EXERCISE OBJECTIVE: Render the material again word for word, skipping the pictures in it.

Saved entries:
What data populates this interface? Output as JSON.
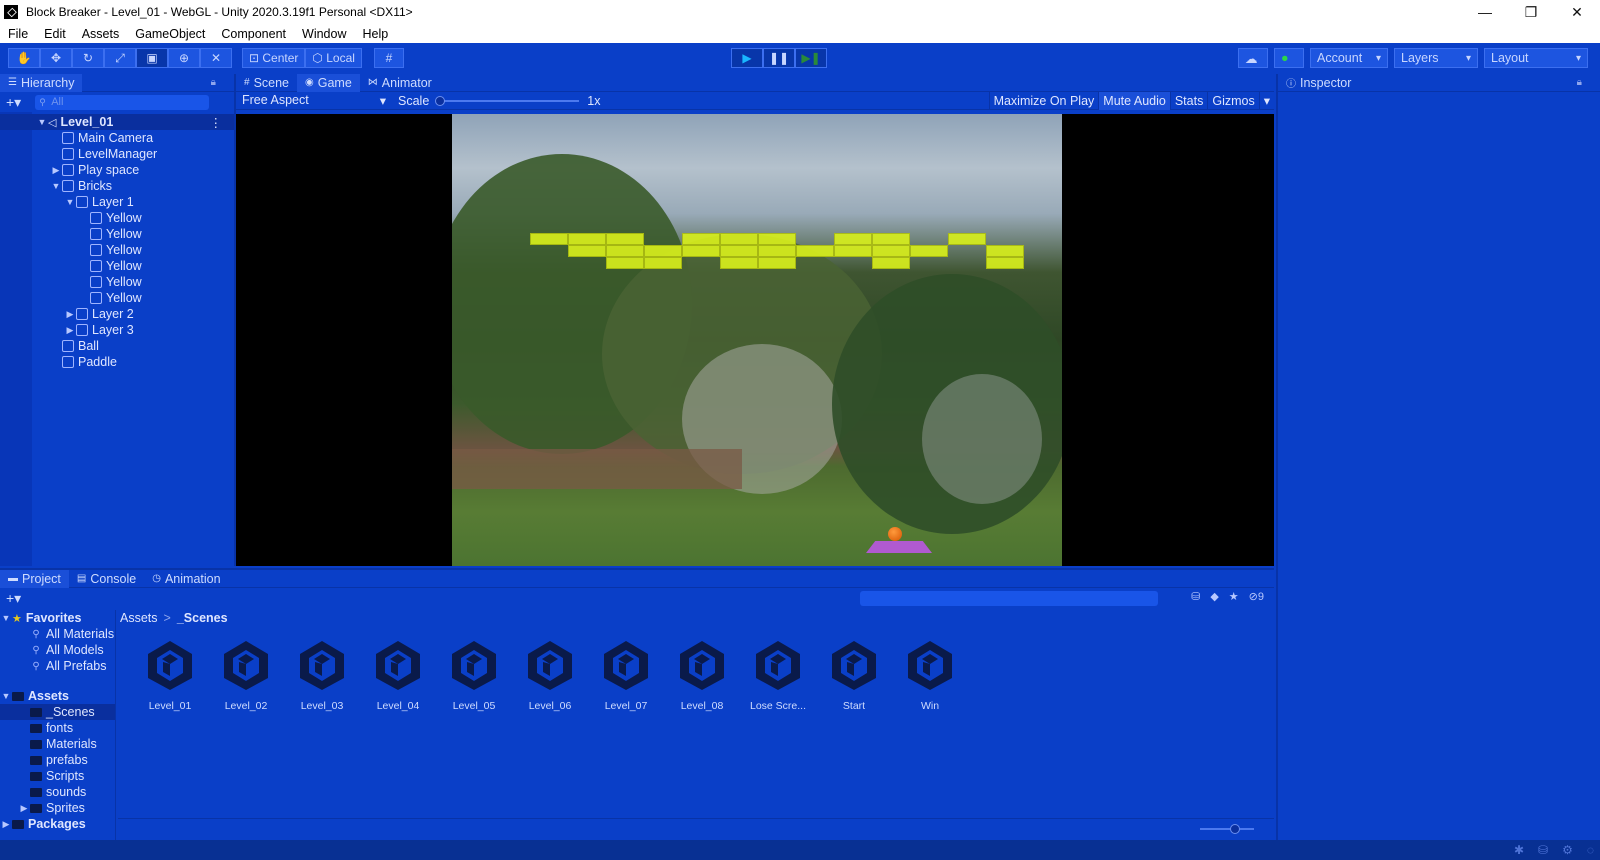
{
  "window": {
    "title": "Block Breaker - Level_01 - WebGL - Unity 2020.3.19f1 Personal <DX11>",
    "minimize": "—",
    "maximize": "❐",
    "close": "✕"
  },
  "menu": [
    "File",
    "Edit",
    "Assets",
    "GameObject",
    "Component",
    "Window",
    "Help"
  ],
  "toolbar": {
    "tools": [
      "hand-icon",
      "move-icon",
      "rotate-icon",
      "scale-icon",
      "rect-icon",
      "transform-icon",
      "custom-tool-icon"
    ],
    "center_label": "Center",
    "local_label": "Local",
    "account_label": "Account",
    "layers_label": "Layers",
    "layout_label": "Layout"
  },
  "hierarchy": {
    "tab": "Hierarchy",
    "search_placeholder": "All",
    "items": [
      {
        "label": "Level_01",
        "depth": 0,
        "expanded": "open",
        "kind": "scene"
      },
      {
        "label": "Main Camera",
        "depth": 1,
        "expanded": "none",
        "kind": "object"
      },
      {
        "label": "LevelManager",
        "depth": 1,
        "expanded": "none",
        "kind": "object"
      },
      {
        "label": "Play space",
        "depth": 1,
        "expanded": "closed",
        "kind": "object"
      },
      {
        "label": "Bricks",
        "depth": 1,
        "expanded": "open",
        "kind": "object"
      },
      {
        "label": "Layer 1",
        "depth": 2,
        "expanded": "open",
        "kind": "object"
      },
      {
        "label": "Yellow",
        "depth": 3,
        "expanded": "none",
        "kind": "object"
      },
      {
        "label": "Yellow",
        "depth": 3,
        "expanded": "none",
        "kind": "object"
      },
      {
        "label": "Yellow",
        "depth": 3,
        "expanded": "none",
        "kind": "object"
      },
      {
        "label": "Yellow",
        "depth": 3,
        "expanded": "none",
        "kind": "object"
      },
      {
        "label": "Yellow",
        "depth": 3,
        "expanded": "none",
        "kind": "object"
      },
      {
        "label": "Yellow",
        "depth": 3,
        "expanded": "none",
        "kind": "object"
      },
      {
        "label": "Layer 2",
        "depth": 2,
        "expanded": "closed",
        "kind": "object"
      },
      {
        "label": "Layer 3",
        "depth": 2,
        "expanded": "closed",
        "kind": "object"
      },
      {
        "label": "Ball",
        "depth": 1,
        "expanded": "none",
        "kind": "object"
      },
      {
        "label": "Paddle",
        "depth": 1,
        "expanded": "none",
        "kind": "object"
      }
    ]
  },
  "game": {
    "tabs": [
      {
        "label": "Scene",
        "icon": "grid-icon",
        "active": false
      },
      {
        "label": "Game",
        "icon": "gamepad-icon",
        "active": true
      },
      {
        "label": "Animator",
        "icon": "animator-icon",
        "active": false
      }
    ],
    "aspect": "Free Aspect",
    "scale_label": "Scale",
    "scale_value": "1x",
    "options": [
      {
        "label": "Maximize On Play",
        "on": false
      },
      {
        "label": "Mute Audio",
        "on": true
      },
      {
        "label": "Stats",
        "on": false
      },
      {
        "label": "Gizmos",
        "on": false
      }
    ]
  },
  "inspector": {
    "tab": "Inspector"
  },
  "project": {
    "tabs": [
      {
        "label": "Project",
        "icon": "folder-icon",
        "active": true
      },
      {
        "label": "Console",
        "icon": "console-icon",
        "active": false
      },
      {
        "label": "Animation",
        "icon": "animation-icon",
        "active": false
      }
    ],
    "hidden_count": "9",
    "favorites_label": "Favorites",
    "favorites": [
      "All Materials",
      "All Models",
      "All Prefabs"
    ],
    "assets_label": "Assets",
    "folders": [
      {
        "label": "_Scenes",
        "selected": true,
        "expandable": false
      },
      {
        "label": "fonts",
        "selected": false,
        "expandable": false
      },
      {
        "label": "Materials",
        "selected": false,
        "expandable": false
      },
      {
        "label": "prefabs",
        "selected": false,
        "expandable": false
      },
      {
        "label": "Scripts",
        "selected": false,
        "expandable": false
      },
      {
        "label": "sounds",
        "selected": false,
        "expandable": false
      },
      {
        "label": "Sprites",
        "selected": false,
        "expandable": true
      }
    ],
    "packages_label": "Packages",
    "breadcrumb": [
      "Assets",
      "_Scenes"
    ],
    "scenes": [
      "Level_01",
      "Level_02",
      "Level_03",
      "Level_04",
      "Level_05",
      "Level_06",
      "Level_07",
      "Level_08",
      "Lose Scre...",
      "Start",
      "Win"
    ]
  },
  "colors": {
    "theme": "#0a3fc8",
    "brick": "#d7ee1c",
    "paddle": "#b05ad0",
    "ball": "#f07a1a"
  }
}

COMPLETE RESPONSE:
What data populates this interface? Output as JSON.
{
  "window": {
    "title": "Block Breaker - Level_01 - WebGL - Unity 2020.3.19f1 Personal <DX11>",
    "minimize": "—",
    "maximize": "❐",
    "close": "✕"
  },
  "menu": [
    "File",
    "Edit",
    "Assets",
    "GameObject",
    "Component",
    "Window",
    "Help"
  ],
  "toolbar": {
    "tools": [
      "hand-icon",
      "move-icon",
      "rotate-icon",
      "scale-icon",
      "rect-icon",
      "transform-icon",
      "custom-tool-icon"
    ],
    "center_label": "Center",
    "local_label": "Local",
    "account_label": "Account",
    "layers_label": "Layers",
    "layout_label": "Layout"
  },
  "hierarchy": {
    "tab": "Hierarchy",
    "search_placeholder": "All",
    "items": [
      {
        "label": "Level_01",
        "depth": 0,
        "expanded": "open",
        "kind": "scene"
      },
      {
        "label": "Main Camera",
        "depth": 1,
        "expanded": "none",
        "kind": "object"
      },
      {
        "label": "LevelManager",
        "depth": 1,
        "expanded": "none",
        "kind": "object"
      },
      {
        "label": "Play space",
        "depth": 1,
        "expanded": "closed",
        "kind": "object"
      },
      {
        "label": "Bricks",
        "depth": 1,
        "expanded": "open",
        "kind": "object"
      },
      {
        "label": "Layer 1",
        "depth": 2,
        "expanded": "open",
        "kind": "object"
      },
      {
        "label": "Yellow",
        "depth": 3,
        "expanded": "none",
        "kind": "object"
      },
      {
        "label": "Yellow",
        "depth": 3,
        "expanded": "none",
        "kind": "object"
      },
      {
        "label": "Yellow",
        "depth": 3,
        "expanded": "none",
        "kind": "object"
      },
      {
        "label": "Yellow",
        "depth": 3,
        "expanded": "none",
        "kind": "object"
      },
      {
        "label": "Yellow",
        "depth": 3,
        "expanded": "none",
        "kind": "object"
      },
      {
        "label": "Yellow",
        "depth": 3,
        "expanded": "none",
        "kind": "object"
      },
      {
        "label": "Layer 2",
        "depth": 2,
        "expanded": "closed",
        "kind": "object"
      },
      {
        "label": "Layer 3",
        "depth": 2,
        "expanded": "closed",
        "kind": "object"
      },
      {
        "label": "Ball",
        "depth": 1,
        "expanded": "none",
        "kind": "object"
      },
      {
        "label": "Paddle",
        "depth": 1,
        "expanded": "none",
        "kind": "object"
      }
    ]
  },
  "game": {
    "tabs": [
      {
        "label": "Scene",
        "icon": "grid-icon",
        "active": false
      },
      {
        "label": "Game",
        "icon": "gamepad-icon",
        "active": true
      },
      {
        "label": "Animator",
        "icon": "animator-icon",
        "active": false
      }
    ],
    "aspect": "Free Aspect",
    "scale_label": "Scale",
    "scale_value": "1x",
    "options": [
      {
        "label": "Maximize On Play",
        "on": false
      },
      {
        "label": "Mute Audio",
        "on": true
      },
      {
        "label": "Stats",
        "on": false
      },
      {
        "label": "Gizmos",
        "on": false
      }
    ]
  },
  "inspector": {
    "tab": "Inspector"
  },
  "project": {
    "tabs": [
      {
        "label": "Project",
        "icon": "folder-icon",
        "active": true
      },
      {
        "label": "Console",
        "icon": "console-icon",
        "active": false
      },
      {
        "label": "Animation",
        "icon": "animation-icon",
        "active": false
      }
    ],
    "hidden_count": "9",
    "favorites_label": "Favorites",
    "favorites": [
      "All Materials",
      "All Models",
      "All Prefabs"
    ],
    "assets_label": "Assets",
    "folders": [
      {
        "label": "_Scenes",
        "selected": true,
        "expandable": false
      },
      {
        "label": "fonts",
        "selected": false,
        "expandable": false
      },
      {
        "label": "Materials",
        "selected": false,
        "expandable": false
      },
      {
        "label": "prefabs",
        "selected": false,
        "expandable": false
      },
      {
        "label": "Scripts",
        "selected": false,
        "expandable": false
      },
      {
        "label": "sounds",
        "selected": false,
        "expandable": false
      },
      {
        "label": "Sprites",
        "selected": false,
        "expandable": true
      }
    ],
    "packages_label": "Packages",
    "breadcrumb": [
      "Assets",
      "_Scenes"
    ],
    "scenes": [
      "Level_01",
      "Level_02",
      "Level_03",
      "Level_04",
      "Level_05",
      "Level_06",
      "Level_07",
      "Level_08",
      "Lose Scre...",
      "Start",
      "Win"
    ]
  },
  "colors": {
    "theme": "#0a3fc8",
    "brick": "#d7ee1c",
    "paddle": "#b05ad0",
    "ball": "#f07a1a"
  }
}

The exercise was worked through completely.